(Source data)
* start *
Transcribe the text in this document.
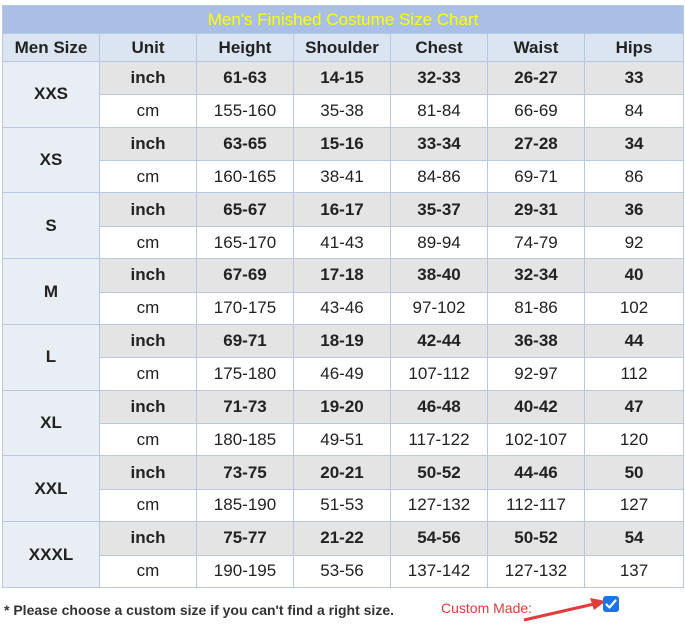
Men's Finished Costume Size Chart						
Men Size	Unit	Height	Shoulder	Chest	Waist	Hips
XXS	inch	61-63	14-15	32-33	26-27	33
	cm	155-160	35-38	81-84	66-69	84
XS	inch	63-65	15-16	33-34	27-28	34
	cm	160-165	38-41	84-86	69-71	86
S	inch	65-67	16-17	35-37	29-31	36
	cm	165-170	41-43	89-94	74-79	92
M	inch	67-69	17-18	38-40	32-34	40
	cm	170-175	43-46	97-102	81-86	102
L	inch	69-71	18-19	42-44	36-38	44
	cm	175-180	46-49	107-112	92-97	112
XL	inch	71-73	19-20	46-48	40-42	47
	cm	180-185	49-51	117-122	102-107	120
XXL	inch	73-75	20-21	50-52	44-46	50
	cm	185-190	51-53	127-132	112-117	127
XXXL	inch	75-77	21-22	54-56	50-52	54
	cm	190-195	53-56	137-142	127-132	137
* Please choose a custom size if you can't find a right size.	Custom Made:
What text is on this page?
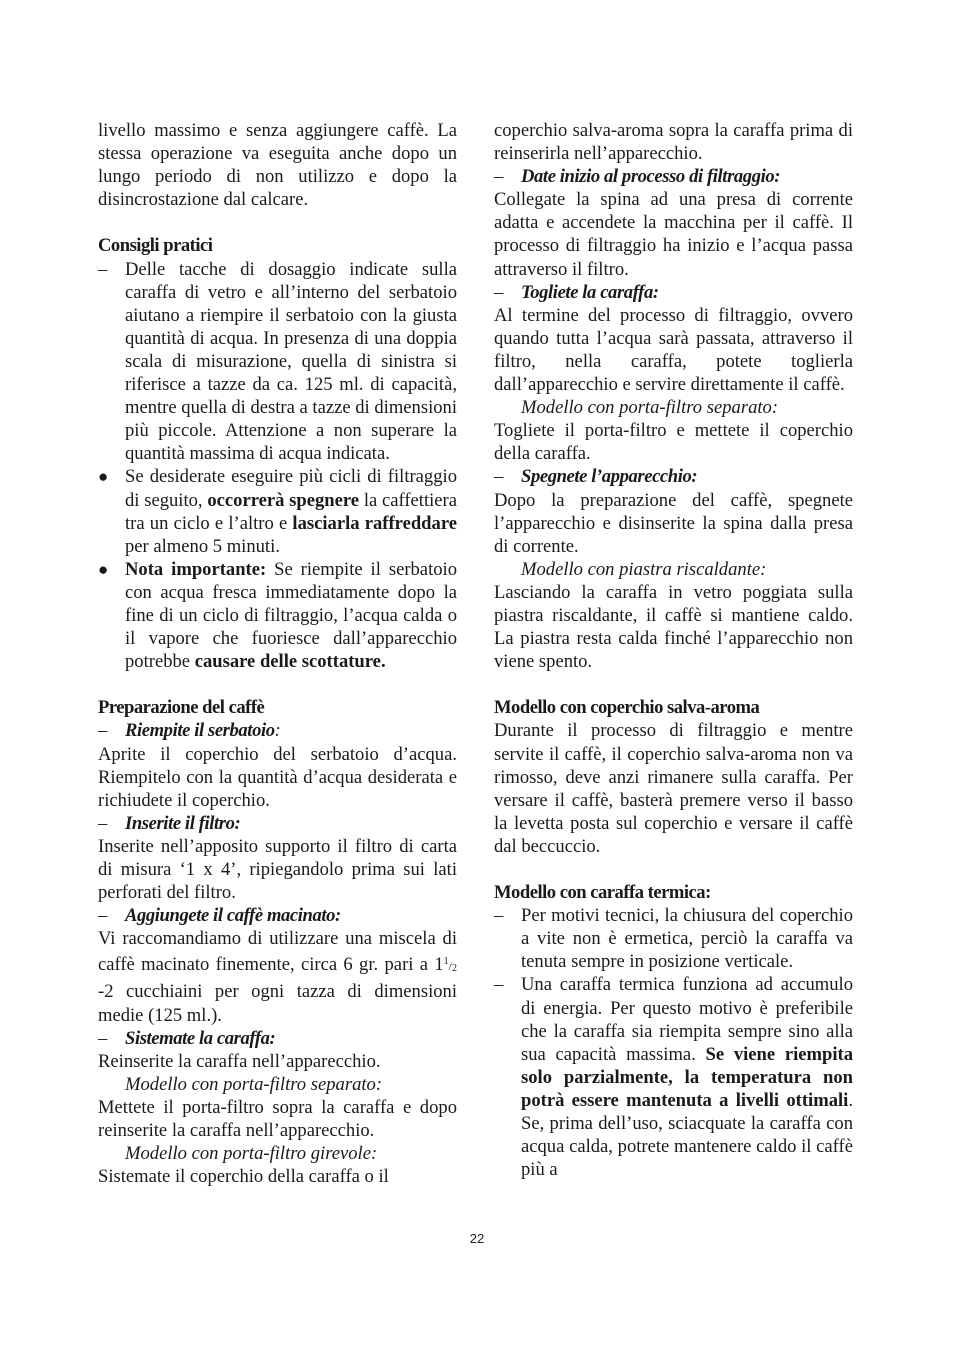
livello massimo e senza aggiungere caffè. La stessa operazione va eseguita anche dopo un lungo periodo di non utilizzo e dopo la disincrostazione dal calcare.

Consigli pratici

– Delle tacche di dosaggio indicate sulla caraffa di vetro e all’interno del serbatoio aiutano a riempire il serbatoio con la giusta quantità di acqua. In presenza di una doppia scala di misurazione, quella di sinistra si riferisce a tazze da ca. 125 ml. di capacità, mentre quella di destra a tazze di dimensioni più piccole. Attenzione a non superare la quantità massima di acqua indicata.
● Se desiderate eseguire più cicli di filtraggio di seguito, occorrerà spegnere la caffettiera tra un ciclo e l’altro e lasciarla raffreddare per almeno 5 minuti.
● Nota importante: Se riempite il serbatoio con acqua fresca immediatamente dopo la fine di un ciclo di filtraggio, l’acqua calda o il vapore che fuoriesce dall’apparecchio potrebbe causare delle scottature.

Preparazione del caffè

– Riempite il serbatoio:

Aprite il coperchio del serbatoio d’acqua. Riempitelo con la quantità d’acqua desiderata e richiudete il coperchio.

– Inserite il filtro:

Inserite nell’apposito supporto il filtro di carta di misura ‘1 x 4’, ripiegandolo prima sui lati perforati del filtro.

– Aggiungete il caffè macinato:

Vi raccomandiamo di utilizzare una miscela di caffè macinato finemente, circa 6 gr. pari a $1^1/2$ -2 cucchiaini per ogni tazza di dimensioni medie (125 ml.).

– Sistemate la caraffa:

Reinserite la caraffa nell’apparecchio.

Modello con porta-filtro separato:

Mettete il porta-filtro sopra la caraffa e dopo reinserite la caraffa nell’apparecchio.

Modello con porta-filtro girevole:

Sistemate il coperchio della caraffa o il

coperchio salva-aroma sopra la caraffa prima di reinserirla nell’apparecchio.

– Date inizio al processo di filtraggio:

Collegate la spina ad una presa di corrente adatta e accendete la macchina per il caffè. Il processo di filtraggio ha inizio e l’acqua passa attraverso il filtro.

– Togliete la caraffa:

Al termine del processo di filtraggio, ovvero quando tutta l’acqua sarà passata, attraverso il filtro, nella caraffa, potete toglierla dall’apparecchio e servire direttamente il caffè.

Modello con porta-filtro separato:

Togliete il porta-filtro e mettete il coperchio della caraffa.

– Spegnete l’apparecchio:

Dopo la preparazione del caffè, spegnete l’apparecchio e disinserite la spina dalla presa di corrente.

Modello con piastra riscaldante:

Lasciando la caraffa in vetro poggiata sulla piastra riscaldante, il caffè si mantiene caldo. La piastra resta calda finché l’apparecchio non viene spento.

Modello con coperchio salva-aroma

Durante il processo di filtraggio e mentre servite il caffè, il coperchio salva-aroma non va rimosso, deve anzi rimanere sulla caraffa. Per versare il caffè, basterà premere verso il basso la levetta posta sul coperchio e versare il caffè dal beccuccio.

Modello con caraffa termica:

– Per motivi tecnici, la chiusura del coperchio a vite non è ermetica, perciò la caraffa va tenuta sempre in posizione verticale.
– Una caraffa termica funziona ad accumulo di energia. Per questo motivo è preferibile che la caraffa sia riempita sempre sino alla sua capacità massima. Se viene riempita solo parzialmente, la temperatura non potrà essere mantenuta a livelli ottimali. Se, prima dell’uso, sciacquate la caraffa con acqua calda, potrete mantenere caldo il caffè più a
22
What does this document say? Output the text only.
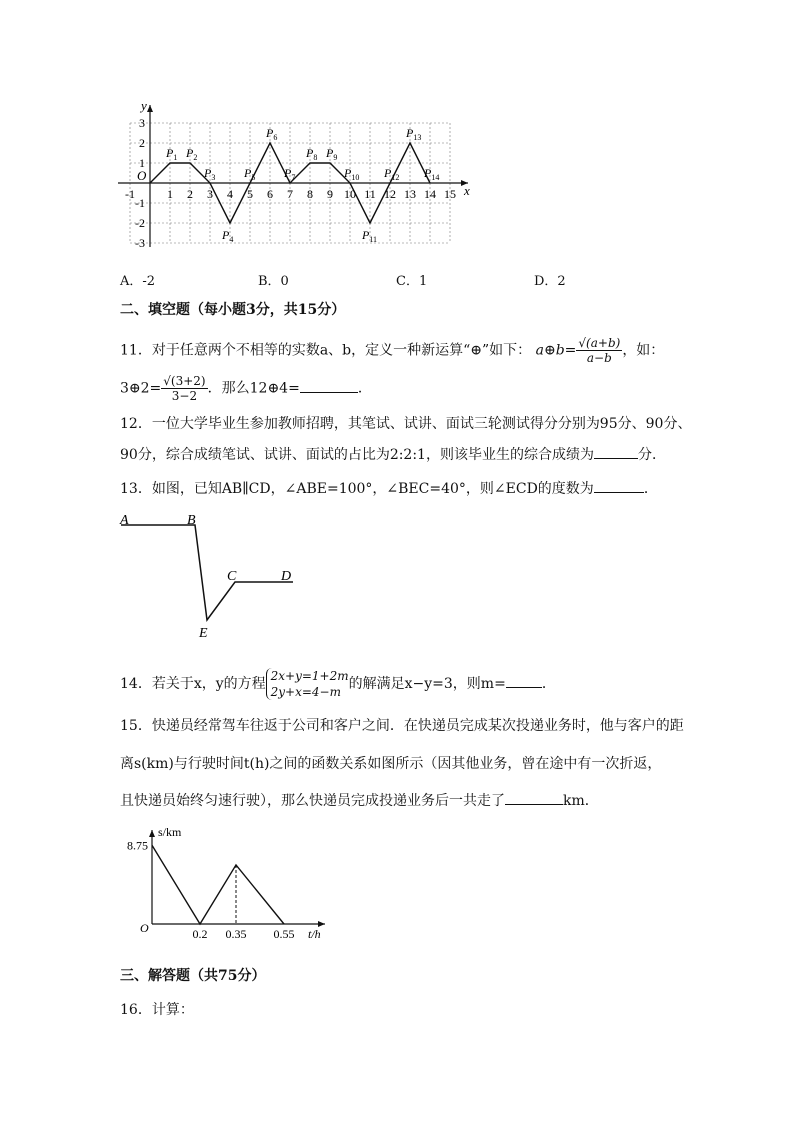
y
x
O
-1	1 2 3 4 5 6 7 8 9 10 11 12 13 14 15
3
2
1
-1
-2
-3
$P_1$ $P_2$
$P_3$
$P_4$
$P_5$
$P_6$
$P_7$
$P_8$ $P_9$
$P_{10}$
$P_{11}$
$P_{12}$
$P_{13}$
$P_{14}$
A．-2	B．0	C．1	D．2
二、填空题（每小题3分，共15分）
11．对于任意两个不相等的实数a、b，定义一种新运算“⊕”如下： a⊕b= $\frac{√(a+b)}{a-b}$ ，如：
3⊕2= $\frac{√(3+2)}{3-2}$ ．那么12⊕4=	．
12．一位大学毕业生参加教师招聘，其笔试、试讲、面试三轮测试得分分别为95分、90分、
90分，综合成绩笔试、试讲、面试的占比为2:2:1，则该毕业生的综合成绩为	分．
13．如图，已知AB∥CD，∠ABE=100°，∠BEC=40°，则∠ECD的度数为	．
A	B
C	D
E
14．若关于x，y的方程 2x+y=1+2m
2y+x=4−m 的解满足x−y=3，则m=	．
15．快递员经常驾车往返于公司和客户之间．在快递员完成某次投递业务时，他与客户的距
离s(km)与行驶时间t(h)之间的函数关系如图所示（因其他业务，曾在途中有一次折返，
且快递员始终匀速行驶），那么快递员完成投递业务后一共走了	km．
s/km
t/h
O
8.75
0.2 0.35 0.55
三、解答题（共75分）
16．计算：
* end *
## [Set problem]
Each record above must be returned exactly as written, with its pictures omitted.

## [Finished task]
Transcribe the text in this document.
Men's Finished Costume Size Chart						
Men Size	Unit	Height	Shoulder	Chest	Waist	Hips
XXS	inch	61-63	14-15	32-33	26-27	33
	cm	155-160	35-38	81-84	66-69	84
XS	inch	63-65	15-16	33-34	27-28	34
	cm	160-165	38-41	84-86	69-71	86
S	inch	65-67	16-17	35-37	29-31	36
	cm	165-170	41-43	89-94	74-79	92
M	inch	67-69	17-18	38-40	32-34	40
	cm	170-175	43-46	97-102	81-86	102
L	inch	69-71	18-19	42-44	36-38	44
	cm	175-180	46-49	107-112	92-97	112
XL	inch	71-73	19-20	46-48	40-42	47
	cm	180-185	49-51	117-122	102-107	120
XXL	inch	73-75	20-21	50-52	44-46	50
	cm	185-190	51-53	127-132	112-117	127
XXXL	inch	75-77	21-22	54-56	50-52	54
	cm	190-195	53-56	137-142	127-132	137
* Please choose a custom size if you can't find a right size.	Custom Made:
What text is on this page?
livello massimo e senza aggiungere caffè. La stessa operazione va eseguita anche dopo un lungo periodo di non utilizzo e dopo la disincrostazione dal calcare.

Consigli pratici

– Delle tacche di dosaggio indicate sulla caraffa di vetro e all’interno del serbatoio aiutano a riempire il serbatoio con la giusta quantità di acqua. In presenza di una doppia scala di misurazione, quella di sinistra si riferisce a tazze da ca. 125 ml. di capacità, mentre quella di destra a tazze di dimensioni più piccole. Attenzione a non superare la quantità massima di acqua indicata.
● Se desiderate eseguire più cicli di filtraggio di seguito, occorrerà spegnere la caffettiera tra un ciclo e l’altro e lasciarla raffreddare per almeno 5 minuti.
● Nota importante: Se riempite il serbatoio con acqua fresca immediatamente dopo la fine di un ciclo di filtraggio, l’acqua calda o il vapore che fuoriesce dall’apparecchio potrebbe causare delle scottature.

Preparazione del caffè

– Riempite il serbatoio:

Aprite il coperchio del serbatoio d’acqua. Riempitelo con la quantità d’acqua desiderata e richiudete il coperchio.

– Inserite il filtro:

Inserite nell’apposito supporto il filtro di carta di misura ‘1 x 4’, ripiegandolo prima sui lati perforati del filtro.

– Aggiungete il caffè macinato:

Vi raccomandiamo di utilizzare una miscela di caffè macinato finemente, circa 6 gr. pari a $1^1/2$ -2 cucchiaini per ogni tazza di dimensioni medie (125 ml.).

– Sistemate la caraffa:

Reinserite la caraffa nell’apparecchio.

Modello con porta-filtro separato:

Mettete il porta-filtro sopra la caraffa e dopo reinserite la caraffa nell’apparecchio.

Modello con porta-filtro girevole:

Sistemate il coperchio della caraffa o il

coperchio salva-aroma sopra la caraffa prima di reinserirla nell’apparecchio.

– Date inizio al processo di filtraggio:

Collegate la spina ad una presa di corrente adatta e accendete la macchina per il caffè. Il processo di filtraggio ha inizio e l’acqua passa attraverso il filtro.

– Togliete la caraffa:

Al termine del processo di filtraggio, ovvero quando tutta l’acqua sarà passata, attraverso il filtro, nella caraffa, potete toglierla dall’apparecchio e servire direttamente il caffè.

Modello con porta-filtro separato:

Togliete il porta-filtro e mettete il coperchio della caraffa.

– Spegnete l’apparecchio:

Dopo la preparazione del caffè, spegnete l’apparecchio e disinserite la spina dalla presa di corrente.

Modello con piastra riscaldante:

Lasciando la caraffa in vetro poggiata sulla piastra riscaldante, il caffè si mantiene caldo. La piastra resta calda finché l’apparecchio non viene spento.

Modello con coperchio salva-aroma

Durante il processo di filtraggio e mentre servite il caffè, il coperchio salva-aroma non va rimosso, deve anzi rimanere sulla caraffa. Per versare il caffè, basterà premere verso il basso la levetta posta sul coperchio e versare il caffè dal beccuccio.

Modello con caraffa termica:

– Per motivi tecnici, la chiusura del coperchio a vite non è ermetica, perciò la caraffa va tenuta sempre in posizione verticale.
– Una caraffa termica funziona ad accumulo di energia. Per questo motivo è preferibile che la caraffa sia riempita sempre sino alla sua capacità massima. Se viene riempita solo parzialmente, la temperatura non potrà essere mantenuta a livelli ottimali. Se, prima dell’uso, sciacquate la caraffa con acqua calda, potrete mantenere caldo il caffè più a
22
What does this document say? Output the text only.
y
x
O
-1	1 2 3 4 5 6 7 8 9 10 11 12 13 14 15
3
2
1
-1
-2
-3
$P_1$ $P_2$
$P_3$
$P_4$
$P_5$
$P_6$
$P_7$
$P_8$ $P_9$
$P_{10}$
$P_{11}$
$P_{12}$
$P_{13}$
$P_{14}$
A．-2	B．0	C．1	D．2
二、填空题（每小题3分，共15分）
11．对于任意两个不相等的实数a、b，定义一种新运算“⊕”如下： a⊕b= $\frac{√(a+b)}{a-b}$ ，如：
3⊕2= $\frac{√(3+2)}{3-2}$ ．那么12⊕4=	．
12．一位大学毕业生参加教师招聘，其笔试、试讲、面试三轮测试得分分别为95分、90分、
90分，综合成绩笔试、试讲、面试的占比为2:2:1，则该毕业生的综合成绩为	分．
13．如图，已知AB∥CD，∠ABE=100°，∠BEC=40°，则∠ECD的度数为	．
A	B
C	D
E
14．若关于x，y的方程 2x+y=1+2m
2y+x=4−m 的解满足x−y=3，则m=	．
15．快递员经常驾车往返于公司和客户之间．在快递员完成某次投递业务时，他与客户的距
离s(km)与行驶时间t(h)之间的函数关系如图所示（因其他业务，曾在途中有一次折返，
且快递员始终匀速行驶），那么快递员完成投递业务后一共走了	km．
s/km
t/h
O
8.75
0.2 0.35 0.55
三、解答题（共75分）
16．计算：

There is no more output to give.